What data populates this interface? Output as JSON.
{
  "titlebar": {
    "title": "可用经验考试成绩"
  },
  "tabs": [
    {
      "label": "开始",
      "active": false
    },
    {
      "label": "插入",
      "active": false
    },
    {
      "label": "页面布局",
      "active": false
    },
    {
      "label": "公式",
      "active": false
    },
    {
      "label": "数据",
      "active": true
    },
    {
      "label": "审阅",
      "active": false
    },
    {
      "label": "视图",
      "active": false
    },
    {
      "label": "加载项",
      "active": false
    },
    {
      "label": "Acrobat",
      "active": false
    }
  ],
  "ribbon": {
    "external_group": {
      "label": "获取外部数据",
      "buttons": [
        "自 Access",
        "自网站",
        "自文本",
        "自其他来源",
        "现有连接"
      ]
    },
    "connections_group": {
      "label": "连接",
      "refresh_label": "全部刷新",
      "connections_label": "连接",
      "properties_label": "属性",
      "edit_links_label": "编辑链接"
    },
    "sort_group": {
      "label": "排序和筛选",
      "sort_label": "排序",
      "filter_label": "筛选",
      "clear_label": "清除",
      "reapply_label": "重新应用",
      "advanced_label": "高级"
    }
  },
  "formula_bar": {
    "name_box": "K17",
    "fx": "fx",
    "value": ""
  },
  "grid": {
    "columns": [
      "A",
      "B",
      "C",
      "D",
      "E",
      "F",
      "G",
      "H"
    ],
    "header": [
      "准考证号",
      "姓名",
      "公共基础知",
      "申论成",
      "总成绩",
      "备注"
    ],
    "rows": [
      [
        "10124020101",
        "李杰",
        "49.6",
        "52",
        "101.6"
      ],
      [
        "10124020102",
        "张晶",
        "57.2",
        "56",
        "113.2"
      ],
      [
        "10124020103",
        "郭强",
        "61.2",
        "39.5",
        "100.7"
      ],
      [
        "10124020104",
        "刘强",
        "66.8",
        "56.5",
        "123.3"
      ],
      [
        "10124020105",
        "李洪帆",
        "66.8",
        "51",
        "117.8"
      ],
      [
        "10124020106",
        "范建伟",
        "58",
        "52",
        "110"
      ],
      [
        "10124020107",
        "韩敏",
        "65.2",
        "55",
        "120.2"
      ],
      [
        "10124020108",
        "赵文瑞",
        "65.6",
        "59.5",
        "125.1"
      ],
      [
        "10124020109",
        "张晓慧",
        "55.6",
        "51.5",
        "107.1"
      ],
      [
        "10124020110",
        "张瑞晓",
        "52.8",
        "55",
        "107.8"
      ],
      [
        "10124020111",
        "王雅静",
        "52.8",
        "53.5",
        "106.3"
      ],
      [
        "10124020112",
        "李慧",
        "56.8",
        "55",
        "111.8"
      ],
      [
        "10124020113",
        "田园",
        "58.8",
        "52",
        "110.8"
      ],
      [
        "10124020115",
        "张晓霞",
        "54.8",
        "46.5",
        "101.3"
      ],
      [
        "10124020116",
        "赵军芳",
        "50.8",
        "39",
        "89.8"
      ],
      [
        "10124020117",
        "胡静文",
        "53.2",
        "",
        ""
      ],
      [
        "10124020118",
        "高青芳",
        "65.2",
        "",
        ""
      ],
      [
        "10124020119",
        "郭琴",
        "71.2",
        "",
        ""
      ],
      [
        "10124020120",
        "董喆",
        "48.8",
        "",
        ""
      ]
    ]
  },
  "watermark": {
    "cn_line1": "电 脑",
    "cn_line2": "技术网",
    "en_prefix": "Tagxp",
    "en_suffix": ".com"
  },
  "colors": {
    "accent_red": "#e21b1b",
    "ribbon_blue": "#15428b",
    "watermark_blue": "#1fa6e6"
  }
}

⁂

*TASK DESCRIPTION:* From the data above, extract every line in its exact form.

*EXERCISE RESPONSE:*
What data populates this interface? Output as JSON.
{
  "titlebar": {
    "title": "可用经验考试成绩"
  },
  "tabs": [
    {
      "label": "开始",
      "active": false
    },
    {
      "label": "插入",
      "active": false
    },
    {
      "label": "页面布局",
      "active": false
    },
    {
      "label": "公式",
      "active": false
    },
    {
      "label": "数据",
      "active": true
    },
    {
      "label": "审阅",
      "active": false
    },
    {
      "label": "视图",
      "active": false
    },
    {
      "label": "加载项",
      "active": false
    },
    {
      "label": "Acrobat",
      "active": false
    }
  ],
  "ribbon": {
    "external_group": {
      "label": "获取外部数据",
      "buttons": [
        "自 Access",
        "自网站",
        "自文本",
        "自其他来源",
        "现有连接"
      ]
    },
    "connections_group": {
      "label": "连接",
      "refresh_label": "全部刷新",
      "connections_label": "连接",
      "properties_label": "属性",
      "edit_links_label": "编辑链接"
    },
    "sort_group": {
      "label": "排序和筛选",
      "sort_label": "排序",
      "filter_label": "筛选",
      "clear_label": "清除",
      "reapply_label": "重新应用",
      "advanced_label": "高级"
    }
  },
  "formula_bar": {
    "name_box": "K17",
    "fx": "fx",
    "value": ""
  },
  "grid": {
    "columns": [
      "A",
      "B",
      "C",
      "D",
      "E",
      "F",
      "G",
      "H"
    ],
    "header": [
      "准考证号",
      "姓名",
      "公共基础知",
      "申论成",
      "总成绩",
      "备注"
    ],
    "rows": [
      [
        "10124020101",
        "李杰",
        "49.6",
        "52",
        "101.6"
      ],
      [
        "10124020102",
        "张晶",
        "57.2",
        "56",
        "113.2"
      ],
      [
        "10124020103",
        "郭强",
        "61.2",
        "39.5",
        "100.7"
      ],
      [
        "10124020104",
        "刘强",
        "66.8",
        "56.5",
        "123.3"
      ],
      [
        "10124020105",
        "李洪帆",
        "66.8",
        "51",
        "117.8"
      ],
      [
        "10124020106",
        "范建伟",
        "58",
        "52",
        "110"
      ],
      [
        "10124020107",
        "韩敏",
        "65.2",
        "55",
        "120.2"
      ],
      [
        "10124020108",
        "赵文瑞",
        "65.6",
        "59.5",
        "125.1"
      ],
      [
        "10124020109",
        "张晓慧",
        "55.6",
        "51.5",
        "107.1"
      ],
      [
        "10124020110",
        "张瑞晓",
        "52.8",
        "55",
        "107.8"
      ],
      [
        "10124020111",
        "王雅静",
        "52.8",
        "53.5",
        "106.3"
      ],
      [
        "10124020112",
        "李慧",
        "56.8",
        "55",
        "111.8"
      ],
      [
        "10124020113",
        "田园",
        "58.8",
        "52",
        "110.8"
      ],
      [
        "10124020115",
        "张晓霞",
        "54.8",
        "46.5",
        "101.3"
      ],
      [
        "10124020116",
        "赵军芳",
        "50.8",
        "39",
        "89.8"
      ],
      [
        "10124020117",
        "胡静文",
        "53.2",
        "",
        ""
      ],
      [
        "10124020118",
        "高青芳",
        "65.2",
        "",
        ""
      ],
      [
        "10124020119",
        "郭琴",
        "71.2",
        "",
        ""
      ],
      [
        "10124020120",
        "董喆",
        "48.8",
        "",
        ""
      ]
    ]
  },
  "watermark": {
    "cn_line1": "电 脑",
    "cn_line2": "技术网",
    "en_prefix": "Tagxp",
    "en_suffix": ".com"
  },
  "colors": {
    "accent_red": "#e21b1b",
    "ribbon_blue": "#15428b",
    "watermark_blue": "#1fa6e6"
  }
}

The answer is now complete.